PROBLEM TO SOLVE - Look through the records below, and copy out every line that holds the string "their".

RECORD SET -

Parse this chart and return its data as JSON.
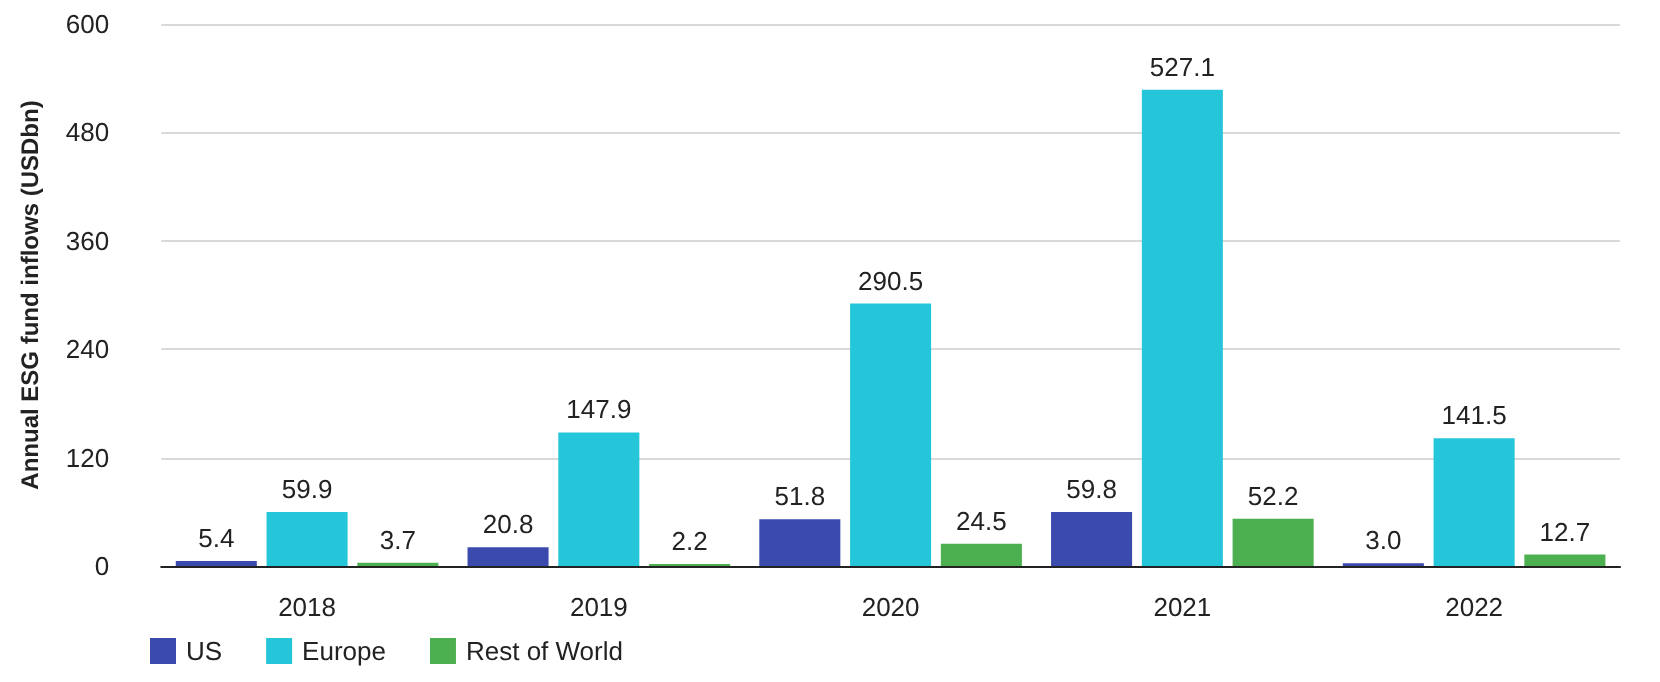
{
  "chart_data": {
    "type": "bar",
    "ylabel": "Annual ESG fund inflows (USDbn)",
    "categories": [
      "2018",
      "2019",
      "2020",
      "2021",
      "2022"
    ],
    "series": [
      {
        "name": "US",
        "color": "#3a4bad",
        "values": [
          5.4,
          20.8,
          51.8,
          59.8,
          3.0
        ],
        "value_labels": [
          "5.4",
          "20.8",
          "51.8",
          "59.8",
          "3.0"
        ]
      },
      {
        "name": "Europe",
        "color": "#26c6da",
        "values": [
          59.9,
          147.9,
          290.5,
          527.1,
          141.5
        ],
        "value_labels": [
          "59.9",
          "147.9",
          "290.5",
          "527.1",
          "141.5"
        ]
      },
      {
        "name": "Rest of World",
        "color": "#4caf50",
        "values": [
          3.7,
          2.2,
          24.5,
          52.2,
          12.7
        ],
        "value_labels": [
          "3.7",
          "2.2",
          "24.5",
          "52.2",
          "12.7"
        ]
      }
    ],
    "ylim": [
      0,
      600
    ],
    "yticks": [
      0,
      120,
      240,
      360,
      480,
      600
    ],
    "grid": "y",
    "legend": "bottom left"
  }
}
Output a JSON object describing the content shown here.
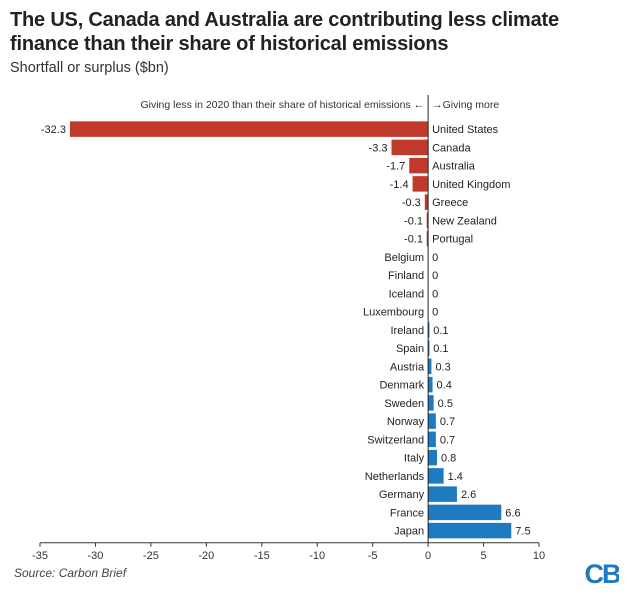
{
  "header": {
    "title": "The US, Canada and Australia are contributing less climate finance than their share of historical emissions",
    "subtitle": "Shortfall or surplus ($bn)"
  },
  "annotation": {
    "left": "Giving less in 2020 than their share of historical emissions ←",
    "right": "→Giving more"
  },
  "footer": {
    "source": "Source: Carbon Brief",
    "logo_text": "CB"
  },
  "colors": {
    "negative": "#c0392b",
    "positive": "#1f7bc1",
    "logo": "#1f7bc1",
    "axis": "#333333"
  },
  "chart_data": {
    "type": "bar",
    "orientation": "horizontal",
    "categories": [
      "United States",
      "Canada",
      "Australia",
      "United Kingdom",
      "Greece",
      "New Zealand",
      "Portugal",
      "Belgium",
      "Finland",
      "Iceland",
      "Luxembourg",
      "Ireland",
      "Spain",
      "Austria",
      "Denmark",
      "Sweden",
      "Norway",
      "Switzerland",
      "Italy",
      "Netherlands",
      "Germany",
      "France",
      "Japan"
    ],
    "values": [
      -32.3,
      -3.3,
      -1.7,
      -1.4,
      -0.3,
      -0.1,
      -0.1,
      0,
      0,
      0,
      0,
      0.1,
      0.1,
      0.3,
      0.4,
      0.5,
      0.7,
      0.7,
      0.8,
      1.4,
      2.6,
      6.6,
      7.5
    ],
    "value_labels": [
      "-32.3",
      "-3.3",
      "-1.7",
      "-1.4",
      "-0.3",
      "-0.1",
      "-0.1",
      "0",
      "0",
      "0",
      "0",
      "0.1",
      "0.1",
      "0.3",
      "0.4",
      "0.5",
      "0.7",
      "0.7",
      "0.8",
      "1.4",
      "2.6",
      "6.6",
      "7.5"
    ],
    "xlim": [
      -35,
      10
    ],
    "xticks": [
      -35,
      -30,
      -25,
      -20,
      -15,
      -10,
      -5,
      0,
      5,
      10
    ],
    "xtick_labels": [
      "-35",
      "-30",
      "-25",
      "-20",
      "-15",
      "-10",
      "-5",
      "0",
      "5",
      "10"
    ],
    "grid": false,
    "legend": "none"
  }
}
...
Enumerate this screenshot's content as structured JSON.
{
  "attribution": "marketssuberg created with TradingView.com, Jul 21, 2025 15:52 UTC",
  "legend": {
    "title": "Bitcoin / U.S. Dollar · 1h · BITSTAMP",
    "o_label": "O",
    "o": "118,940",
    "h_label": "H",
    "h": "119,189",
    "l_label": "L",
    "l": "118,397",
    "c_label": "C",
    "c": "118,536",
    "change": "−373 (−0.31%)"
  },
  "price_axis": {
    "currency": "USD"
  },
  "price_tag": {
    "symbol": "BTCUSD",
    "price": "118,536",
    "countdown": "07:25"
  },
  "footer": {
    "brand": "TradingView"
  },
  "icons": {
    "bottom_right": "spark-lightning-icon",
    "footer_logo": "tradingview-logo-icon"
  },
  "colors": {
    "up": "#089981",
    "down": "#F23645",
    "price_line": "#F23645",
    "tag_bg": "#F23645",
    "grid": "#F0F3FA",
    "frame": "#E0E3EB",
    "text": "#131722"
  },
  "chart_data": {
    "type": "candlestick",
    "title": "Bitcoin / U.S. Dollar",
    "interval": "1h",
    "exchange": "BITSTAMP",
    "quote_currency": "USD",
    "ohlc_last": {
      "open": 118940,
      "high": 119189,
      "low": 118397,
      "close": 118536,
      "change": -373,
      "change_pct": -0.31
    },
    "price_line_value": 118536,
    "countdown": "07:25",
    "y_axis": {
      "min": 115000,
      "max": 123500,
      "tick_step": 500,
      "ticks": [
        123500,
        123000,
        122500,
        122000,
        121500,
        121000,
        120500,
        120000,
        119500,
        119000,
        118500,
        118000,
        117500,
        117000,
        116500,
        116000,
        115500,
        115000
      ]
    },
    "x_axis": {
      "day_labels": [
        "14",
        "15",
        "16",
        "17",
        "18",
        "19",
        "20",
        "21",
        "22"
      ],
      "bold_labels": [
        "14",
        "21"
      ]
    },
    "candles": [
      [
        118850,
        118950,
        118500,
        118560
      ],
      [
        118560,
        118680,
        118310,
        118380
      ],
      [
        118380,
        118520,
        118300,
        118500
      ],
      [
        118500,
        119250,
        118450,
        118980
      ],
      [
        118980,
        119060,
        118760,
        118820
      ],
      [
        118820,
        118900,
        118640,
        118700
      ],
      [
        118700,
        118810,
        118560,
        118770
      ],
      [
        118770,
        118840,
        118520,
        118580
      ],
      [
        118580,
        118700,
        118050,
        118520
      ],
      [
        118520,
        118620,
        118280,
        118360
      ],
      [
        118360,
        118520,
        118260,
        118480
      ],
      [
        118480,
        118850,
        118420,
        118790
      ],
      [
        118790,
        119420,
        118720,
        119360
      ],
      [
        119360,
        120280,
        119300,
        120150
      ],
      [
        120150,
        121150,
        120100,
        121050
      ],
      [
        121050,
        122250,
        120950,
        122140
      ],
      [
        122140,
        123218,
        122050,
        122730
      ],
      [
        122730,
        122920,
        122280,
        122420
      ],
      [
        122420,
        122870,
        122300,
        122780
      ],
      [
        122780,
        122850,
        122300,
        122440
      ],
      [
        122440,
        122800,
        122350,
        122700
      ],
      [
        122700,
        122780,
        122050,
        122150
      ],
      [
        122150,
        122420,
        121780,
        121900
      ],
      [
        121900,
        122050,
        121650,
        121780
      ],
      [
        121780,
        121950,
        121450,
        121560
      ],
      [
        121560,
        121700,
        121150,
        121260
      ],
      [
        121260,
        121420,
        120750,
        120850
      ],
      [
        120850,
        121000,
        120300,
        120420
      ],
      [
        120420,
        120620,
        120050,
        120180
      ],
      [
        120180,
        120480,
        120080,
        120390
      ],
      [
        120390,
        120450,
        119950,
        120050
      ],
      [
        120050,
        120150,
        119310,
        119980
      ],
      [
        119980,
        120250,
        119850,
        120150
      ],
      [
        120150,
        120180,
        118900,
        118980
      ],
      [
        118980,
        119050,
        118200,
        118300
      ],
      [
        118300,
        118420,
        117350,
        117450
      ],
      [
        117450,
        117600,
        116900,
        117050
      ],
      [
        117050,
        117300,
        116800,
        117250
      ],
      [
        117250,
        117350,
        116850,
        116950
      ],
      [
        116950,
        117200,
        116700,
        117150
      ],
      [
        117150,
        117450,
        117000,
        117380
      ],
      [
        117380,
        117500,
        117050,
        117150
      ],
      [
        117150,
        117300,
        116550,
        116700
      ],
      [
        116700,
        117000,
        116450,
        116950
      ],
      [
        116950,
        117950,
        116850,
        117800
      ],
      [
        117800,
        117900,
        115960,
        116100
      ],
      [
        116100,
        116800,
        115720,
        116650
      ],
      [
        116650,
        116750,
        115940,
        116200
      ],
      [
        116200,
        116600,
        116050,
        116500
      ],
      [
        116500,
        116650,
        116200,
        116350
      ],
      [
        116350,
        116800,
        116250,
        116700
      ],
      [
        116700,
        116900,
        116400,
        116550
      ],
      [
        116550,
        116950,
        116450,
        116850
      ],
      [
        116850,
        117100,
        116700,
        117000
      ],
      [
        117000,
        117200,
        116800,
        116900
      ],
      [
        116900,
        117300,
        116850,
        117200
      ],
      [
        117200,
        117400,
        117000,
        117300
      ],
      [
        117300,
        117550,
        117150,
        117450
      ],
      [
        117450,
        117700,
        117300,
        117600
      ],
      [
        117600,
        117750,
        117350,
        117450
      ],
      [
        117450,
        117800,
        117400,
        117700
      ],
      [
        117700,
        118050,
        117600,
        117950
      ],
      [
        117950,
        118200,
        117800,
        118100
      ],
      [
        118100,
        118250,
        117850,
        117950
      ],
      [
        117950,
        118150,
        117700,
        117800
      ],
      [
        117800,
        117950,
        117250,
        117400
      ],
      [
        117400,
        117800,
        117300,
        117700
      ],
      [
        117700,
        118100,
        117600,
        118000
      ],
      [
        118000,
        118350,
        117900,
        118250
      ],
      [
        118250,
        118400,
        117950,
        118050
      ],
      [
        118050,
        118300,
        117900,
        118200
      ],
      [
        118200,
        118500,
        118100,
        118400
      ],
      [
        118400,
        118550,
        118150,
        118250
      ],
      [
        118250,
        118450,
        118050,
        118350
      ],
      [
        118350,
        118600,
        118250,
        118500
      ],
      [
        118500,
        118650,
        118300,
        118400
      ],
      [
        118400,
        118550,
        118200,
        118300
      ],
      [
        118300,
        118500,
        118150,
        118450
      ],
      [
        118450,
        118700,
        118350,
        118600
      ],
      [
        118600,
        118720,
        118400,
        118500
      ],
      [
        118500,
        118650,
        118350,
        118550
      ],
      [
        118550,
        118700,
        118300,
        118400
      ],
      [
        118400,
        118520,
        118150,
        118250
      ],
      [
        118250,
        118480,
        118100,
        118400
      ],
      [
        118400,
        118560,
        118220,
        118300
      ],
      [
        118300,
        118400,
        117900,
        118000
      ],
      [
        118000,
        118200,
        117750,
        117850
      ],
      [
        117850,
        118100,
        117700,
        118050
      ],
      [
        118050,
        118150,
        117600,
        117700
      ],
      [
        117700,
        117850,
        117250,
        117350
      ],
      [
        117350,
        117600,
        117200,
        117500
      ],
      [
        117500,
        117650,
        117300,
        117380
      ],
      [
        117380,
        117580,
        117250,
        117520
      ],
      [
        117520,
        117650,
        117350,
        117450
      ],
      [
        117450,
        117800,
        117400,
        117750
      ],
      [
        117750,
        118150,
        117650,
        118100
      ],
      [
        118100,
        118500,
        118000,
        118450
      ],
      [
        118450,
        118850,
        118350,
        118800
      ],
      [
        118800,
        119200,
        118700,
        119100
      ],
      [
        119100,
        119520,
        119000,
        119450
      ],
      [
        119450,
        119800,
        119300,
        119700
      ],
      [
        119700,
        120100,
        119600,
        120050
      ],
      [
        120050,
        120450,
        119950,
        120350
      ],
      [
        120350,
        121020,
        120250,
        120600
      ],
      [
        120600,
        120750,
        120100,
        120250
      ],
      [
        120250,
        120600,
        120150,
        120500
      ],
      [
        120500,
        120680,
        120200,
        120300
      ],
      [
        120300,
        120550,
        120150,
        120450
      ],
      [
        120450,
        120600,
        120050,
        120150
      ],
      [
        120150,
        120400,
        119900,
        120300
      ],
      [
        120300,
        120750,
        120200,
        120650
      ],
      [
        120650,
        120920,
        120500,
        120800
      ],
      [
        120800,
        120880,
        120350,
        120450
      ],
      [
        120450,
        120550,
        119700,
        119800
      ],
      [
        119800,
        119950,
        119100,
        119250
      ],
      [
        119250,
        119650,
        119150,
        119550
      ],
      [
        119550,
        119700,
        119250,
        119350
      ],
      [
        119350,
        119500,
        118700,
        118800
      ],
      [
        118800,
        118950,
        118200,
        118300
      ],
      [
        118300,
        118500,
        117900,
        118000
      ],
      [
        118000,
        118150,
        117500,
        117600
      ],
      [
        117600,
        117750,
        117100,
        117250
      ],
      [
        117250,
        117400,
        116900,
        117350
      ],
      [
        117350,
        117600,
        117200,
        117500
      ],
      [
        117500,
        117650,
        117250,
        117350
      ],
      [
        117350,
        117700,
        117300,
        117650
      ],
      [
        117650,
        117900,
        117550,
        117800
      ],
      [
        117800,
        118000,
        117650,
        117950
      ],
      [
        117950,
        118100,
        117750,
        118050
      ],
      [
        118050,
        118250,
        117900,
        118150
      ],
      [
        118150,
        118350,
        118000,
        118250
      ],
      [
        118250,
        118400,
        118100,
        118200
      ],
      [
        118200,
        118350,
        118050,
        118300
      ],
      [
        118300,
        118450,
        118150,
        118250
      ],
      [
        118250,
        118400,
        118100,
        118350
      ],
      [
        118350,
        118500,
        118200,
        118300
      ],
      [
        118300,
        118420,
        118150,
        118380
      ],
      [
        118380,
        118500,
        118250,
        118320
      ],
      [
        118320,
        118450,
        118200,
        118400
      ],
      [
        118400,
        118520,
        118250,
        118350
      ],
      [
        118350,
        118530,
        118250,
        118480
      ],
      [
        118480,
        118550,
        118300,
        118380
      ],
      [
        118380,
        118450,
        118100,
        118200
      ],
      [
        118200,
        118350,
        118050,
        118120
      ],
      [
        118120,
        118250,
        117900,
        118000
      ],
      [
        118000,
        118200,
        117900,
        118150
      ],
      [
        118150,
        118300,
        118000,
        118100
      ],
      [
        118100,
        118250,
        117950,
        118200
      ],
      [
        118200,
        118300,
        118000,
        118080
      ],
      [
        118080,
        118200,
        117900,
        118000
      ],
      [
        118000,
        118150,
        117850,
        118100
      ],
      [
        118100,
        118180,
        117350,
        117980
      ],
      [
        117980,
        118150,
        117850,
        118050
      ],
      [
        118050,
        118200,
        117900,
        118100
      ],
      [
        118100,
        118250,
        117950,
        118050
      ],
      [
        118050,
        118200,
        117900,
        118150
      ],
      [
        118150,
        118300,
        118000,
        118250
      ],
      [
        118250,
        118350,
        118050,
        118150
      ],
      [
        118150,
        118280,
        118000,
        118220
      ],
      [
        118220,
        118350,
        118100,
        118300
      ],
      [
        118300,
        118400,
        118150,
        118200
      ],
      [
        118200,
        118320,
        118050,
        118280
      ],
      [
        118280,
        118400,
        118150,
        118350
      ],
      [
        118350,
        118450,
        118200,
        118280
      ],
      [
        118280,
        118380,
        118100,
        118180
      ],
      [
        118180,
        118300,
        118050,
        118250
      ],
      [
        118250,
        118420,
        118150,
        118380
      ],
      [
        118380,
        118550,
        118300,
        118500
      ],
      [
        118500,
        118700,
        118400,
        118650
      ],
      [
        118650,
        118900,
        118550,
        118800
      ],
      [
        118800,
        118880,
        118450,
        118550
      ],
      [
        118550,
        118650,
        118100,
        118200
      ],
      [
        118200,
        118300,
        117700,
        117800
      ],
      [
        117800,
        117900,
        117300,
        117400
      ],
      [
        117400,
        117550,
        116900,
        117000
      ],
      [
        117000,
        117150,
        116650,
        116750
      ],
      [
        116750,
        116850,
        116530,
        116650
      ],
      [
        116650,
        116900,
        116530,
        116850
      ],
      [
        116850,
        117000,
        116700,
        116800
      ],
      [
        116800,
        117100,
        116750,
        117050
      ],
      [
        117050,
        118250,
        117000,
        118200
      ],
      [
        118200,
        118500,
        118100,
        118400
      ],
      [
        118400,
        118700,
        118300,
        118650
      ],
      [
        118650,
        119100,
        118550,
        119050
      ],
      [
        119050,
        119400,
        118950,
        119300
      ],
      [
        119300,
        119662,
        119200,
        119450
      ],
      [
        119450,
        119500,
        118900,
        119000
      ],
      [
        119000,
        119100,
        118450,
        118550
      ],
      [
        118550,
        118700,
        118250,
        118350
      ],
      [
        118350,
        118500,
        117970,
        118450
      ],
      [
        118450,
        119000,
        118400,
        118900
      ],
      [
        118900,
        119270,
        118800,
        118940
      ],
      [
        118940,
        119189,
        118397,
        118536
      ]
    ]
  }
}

RESULT -
    "title": "The US, Canada and Australia are contributing less climate finance than their share of historical emissions",
    "left": "Giving less in 2020 than their share of historical emissions ←",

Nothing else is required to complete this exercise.